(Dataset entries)

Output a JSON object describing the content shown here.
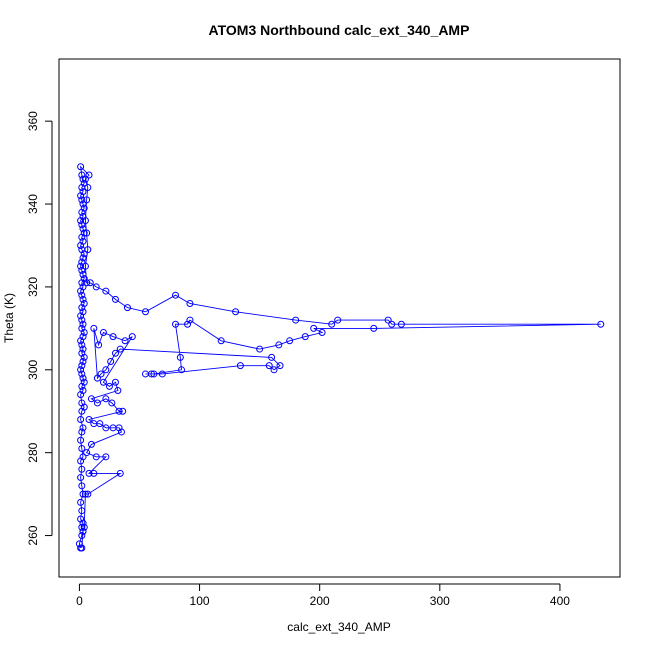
{
  "chart_data": {
    "type": "scatter",
    "title": "ATOM3 Northbound calc_ext_340_AMP",
    "xlabel": "calc_ext_340_AMP",
    "ylabel": "Theta (K)",
    "xlim": [
      -17,
      450
    ],
    "ylim": [
      250,
      375
    ],
    "xticks": [
      0,
      100,
      200,
      300,
      400
    ],
    "yticks": [
      260,
      280,
      300,
      320,
      340,
      360
    ],
    "grid": false,
    "legend": "none",
    "series_color": "#0000ff",
    "points": [
      [
        1,
        257
      ],
      [
        0,
        258
      ],
      [
        2,
        260
      ],
      [
        3,
        261
      ],
      [
        2,
        262
      ],
      [
        3,
        263
      ],
      [
        1,
        264
      ],
      [
        2,
        266
      ],
      [
        1,
        268
      ],
      [
        3,
        270
      ],
      [
        2,
        272
      ],
      [
        1,
        274
      ],
      [
        2,
        276
      ],
      [
        1,
        278
      ],
      [
        3,
        279
      ],
      [
        2,
        281
      ],
      [
        1,
        283
      ],
      [
        2,
        285
      ],
      [
        3,
        286
      ],
      [
        1,
        288
      ],
      [
        2,
        290
      ],
      [
        4,
        291
      ],
      [
        2,
        292
      ],
      [
        1,
        294
      ],
      [
        3,
        295
      ],
      [
        2,
        296
      ],
      [
        4,
        297
      ],
      [
        3,
        298
      ],
      [
        2,
        299
      ],
      [
        1,
        300
      ],
      [
        2,
        301
      ],
      [
        3,
        302
      ],
      [
        4,
        303
      ],
      [
        2,
        304
      ],
      [
        3,
        305
      ],
      [
        2,
        306
      ],
      [
        1,
        307
      ],
      [
        3,
        308
      ],
      [
        4,
        309
      ],
      [
        2,
        310
      ],
      [
        3,
        311
      ],
      [
        2,
        312
      ],
      [
        1,
        313
      ],
      [
        3,
        314
      ],
      [
        2,
        315
      ],
      [
        4,
        316
      ],
      [
        3,
        317
      ],
      [
        2,
        318
      ],
      [
        1,
        319
      ],
      [
        3,
        320
      ],
      [
        2,
        321
      ],
      [
        4,
        322
      ],
      [
        3,
        323
      ],
      [
        2,
        324
      ],
      [
        1,
        325
      ],
      [
        2,
        326
      ],
      [
        3,
        327
      ],
      [
        4,
        328
      ],
      [
        2,
        329
      ],
      [
        1,
        330
      ],
      [
        3,
        331
      ],
      [
        2,
        332
      ],
      [
        4,
        333
      ],
      [
        3,
        334
      ],
      [
        2,
        335
      ],
      [
        1,
        336
      ],
      [
        3,
        337
      ],
      [
        2,
        338
      ],
      [
        4,
        339
      ],
      [
        3,
        340
      ],
      [
        2,
        341
      ],
      [
        1,
        342
      ],
      [
        3,
        343
      ],
      [
        2,
        344
      ],
      [
        4,
        345
      ],
      [
        3,
        346
      ],
      [
        2,
        347
      ],
      [
        1,
        349
      ],
      [
        8,
        347
      ],
      [
        5,
        346
      ],
      [
        7,
        344
      ],
      [
        6,
        341
      ],
      [
        5,
        336
      ],
      [
        6,
        333
      ],
      [
        7,
        329
      ],
      [
        5,
        325
      ],
      [
        6,
        321
      ],
      [
        9,
        321
      ],
      [
        14,
        320
      ],
      [
        22,
        319
      ],
      [
        30,
        317
      ],
      [
        40,
        315
      ],
      [
        55,
        314
      ],
      [
        80,
        318
      ],
      [
        92,
        316
      ],
      [
        130,
        314
      ],
      [
        180,
        312
      ],
      [
        210,
        311
      ],
      [
        215,
        312
      ],
      [
        257,
        312
      ],
      [
        260,
        311
      ],
      [
        268,
        311
      ],
      [
        434,
        311
      ],
      [
        245,
        310
      ],
      [
        195,
        310
      ],
      [
        202,
        309
      ],
      [
        188,
        308
      ],
      [
        175,
        307
      ],
      [
        166,
        306
      ],
      [
        150,
        305
      ],
      [
        118,
        307
      ],
      [
        92,
        312
      ],
      [
        90,
        311
      ],
      [
        80,
        311
      ],
      [
        84,
        303
      ],
      [
        85,
        300
      ],
      [
        62,
        299
      ],
      [
        55,
        299
      ],
      [
        60,
        299
      ],
      [
        69,
        299
      ],
      [
        134,
        301
      ],
      [
        158,
        301
      ],
      [
        162,
        300
      ],
      [
        167,
        301
      ],
      [
        160,
        303
      ],
      [
        34,
        305
      ],
      [
        30,
        304
      ],
      [
        26,
        302
      ],
      [
        22,
        300
      ],
      [
        18,
        299
      ],
      [
        15,
        298
      ],
      [
        12,
        310
      ],
      [
        16,
        306
      ],
      [
        20,
        309
      ],
      [
        28,
        308
      ],
      [
        38,
        307
      ],
      [
        44,
        308
      ],
      [
        20,
        297
      ],
      [
        25,
        296
      ],
      [
        30,
        297
      ],
      [
        32,
        295
      ],
      [
        10,
        293
      ],
      [
        15,
        292
      ],
      [
        22,
        293
      ],
      [
        27,
        292
      ],
      [
        33,
        290
      ],
      [
        36,
        290
      ],
      [
        8,
        288
      ],
      [
        12,
        287
      ],
      [
        17,
        287
      ],
      [
        22,
        286
      ],
      [
        28,
        286
      ],
      [
        33,
        286
      ],
      [
        35,
        285
      ],
      [
        10,
        282
      ],
      [
        6,
        280
      ],
      [
        14,
        279
      ],
      [
        22,
        279
      ],
      [
        8,
        275
      ],
      [
        12,
        275
      ],
      [
        34,
        275
      ],
      [
        7,
        270
      ],
      [
        5,
        270
      ],
      [
        4,
        262
      ],
      [
        3,
        261
      ],
      [
        2,
        257
      ]
    ]
  }
}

## YOUR INSTRUCTIONS
Transcribe all the data word for word; the images stay out.

## ANSWER TO THE TASK
Output a JSON object describing the content shown here.
{
  "chart_data": {
    "type": "scatter",
    "title": "ATOM3 Northbound calc_ext_340_AMP",
    "xlabel": "calc_ext_340_AMP",
    "ylabel": "Theta (K)",
    "xlim": [
      -17,
      450
    ],
    "ylim": [
      250,
      375
    ],
    "xticks": [
      0,
      100,
      200,
      300,
      400
    ],
    "yticks": [
      260,
      280,
      300,
      320,
      340,
      360
    ],
    "grid": false,
    "legend": "none",
    "series_color": "#0000ff",
    "points": [
      [
        1,
        257
      ],
      [
        0,
        258
      ],
      [
        2,
        260
      ],
      [
        3,
        261
      ],
      [
        2,
        262
      ],
      [
        3,
        263
      ],
      [
        1,
        264
      ],
      [
        2,
        266
      ],
      [
        1,
        268
      ],
      [
        3,
        270
      ],
      [
        2,
        272
      ],
      [
        1,
        274
      ],
      [
        2,
        276
      ],
      [
        1,
        278
      ],
      [
        3,
        279
      ],
      [
        2,
        281
      ],
      [
        1,
        283
      ],
      [
        2,
        285
      ],
      [
        3,
        286
      ],
      [
        1,
        288
      ],
      [
        2,
        290
      ],
      [
        4,
        291
      ],
      [
        2,
        292
      ],
      [
        1,
        294
      ],
      [
        3,
        295
      ],
      [
        2,
        296
      ],
      [
        4,
        297
      ],
      [
        3,
        298
      ],
      [
        2,
        299
      ],
      [
        1,
        300
      ],
      [
        2,
        301
      ],
      [
        3,
        302
      ],
      [
        4,
        303
      ],
      [
        2,
        304
      ],
      [
        3,
        305
      ],
      [
        2,
        306
      ],
      [
        1,
        307
      ],
      [
        3,
        308
      ],
      [
        4,
        309
      ],
      [
        2,
        310
      ],
      [
        3,
        311
      ],
      [
        2,
        312
      ],
      [
        1,
        313
      ],
      [
        3,
        314
      ],
      [
        2,
        315
      ],
      [
        4,
        316
      ],
      [
        3,
        317
      ],
      [
        2,
        318
      ],
      [
        1,
        319
      ],
      [
        3,
        320
      ],
      [
        2,
        321
      ],
      [
        4,
        322
      ],
      [
        3,
        323
      ],
      [
        2,
        324
      ],
      [
        1,
        325
      ],
      [
        2,
        326
      ],
      [
        3,
        327
      ],
      [
        4,
        328
      ],
      [
        2,
        329
      ],
      [
        1,
        330
      ],
      [
        3,
        331
      ],
      [
        2,
        332
      ],
      [
        4,
        333
      ],
      [
        3,
        334
      ],
      [
        2,
        335
      ],
      [
        1,
        336
      ],
      [
        3,
        337
      ],
      [
        2,
        338
      ],
      [
        4,
        339
      ],
      [
        3,
        340
      ],
      [
        2,
        341
      ],
      [
        1,
        342
      ],
      [
        3,
        343
      ],
      [
        2,
        344
      ],
      [
        4,
        345
      ],
      [
        3,
        346
      ],
      [
        2,
        347
      ],
      [
        1,
        349
      ],
      [
        8,
        347
      ],
      [
        5,
        346
      ],
      [
        7,
        344
      ],
      [
        6,
        341
      ],
      [
        5,
        336
      ],
      [
        6,
        333
      ],
      [
        7,
        329
      ],
      [
        5,
        325
      ],
      [
        6,
        321
      ],
      [
        9,
        321
      ],
      [
        14,
        320
      ],
      [
        22,
        319
      ],
      [
        30,
        317
      ],
      [
        40,
        315
      ],
      [
        55,
        314
      ],
      [
        80,
        318
      ],
      [
        92,
        316
      ],
      [
        130,
        314
      ],
      [
        180,
        312
      ],
      [
        210,
        311
      ],
      [
        215,
        312
      ],
      [
        257,
        312
      ],
      [
        260,
        311
      ],
      [
        268,
        311
      ],
      [
        434,
        311
      ],
      [
        245,
        310
      ],
      [
        195,
        310
      ],
      [
        202,
        309
      ],
      [
        188,
        308
      ],
      [
        175,
        307
      ],
      [
        166,
        306
      ],
      [
        150,
        305
      ],
      [
        118,
        307
      ],
      [
        92,
        312
      ],
      [
        90,
        311
      ],
      [
        80,
        311
      ],
      [
        84,
        303
      ],
      [
        85,
        300
      ],
      [
        62,
        299
      ],
      [
        55,
        299
      ],
      [
        60,
        299
      ],
      [
        69,
        299
      ],
      [
        134,
        301
      ],
      [
        158,
        301
      ],
      [
        162,
        300
      ],
      [
        167,
        301
      ],
      [
        160,
        303
      ],
      [
        34,
        305
      ],
      [
        30,
        304
      ],
      [
        26,
        302
      ],
      [
        22,
        300
      ],
      [
        18,
        299
      ],
      [
        15,
        298
      ],
      [
        12,
        310
      ],
      [
        16,
        306
      ],
      [
        20,
        309
      ],
      [
        28,
        308
      ],
      [
        38,
        307
      ],
      [
        44,
        308
      ],
      [
        20,
        297
      ],
      [
        25,
        296
      ],
      [
        30,
        297
      ],
      [
        32,
        295
      ],
      [
        10,
        293
      ],
      [
        15,
        292
      ],
      [
        22,
        293
      ],
      [
        27,
        292
      ],
      [
        33,
        290
      ],
      [
        36,
        290
      ],
      [
        8,
        288
      ],
      [
        12,
        287
      ],
      [
        17,
        287
      ],
      [
        22,
        286
      ],
      [
        28,
        286
      ],
      [
        33,
        286
      ],
      [
        35,
        285
      ],
      [
        10,
        282
      ],
      [
        6,
        280
      ],
      [
        14,
        279
      ],
      [
        22,
        279
      ],
      [
        8,
        275
      ],
      [
        12,
        275
      ],
      [
        34,
        275
      ],
      [
        7,
        270
      ],
      [
        5,
        270
      ],
      [
        4,
        262
      ],
      [
        3,
        261
      ],
      [
        2,
        257
      ]
    ]
  }
}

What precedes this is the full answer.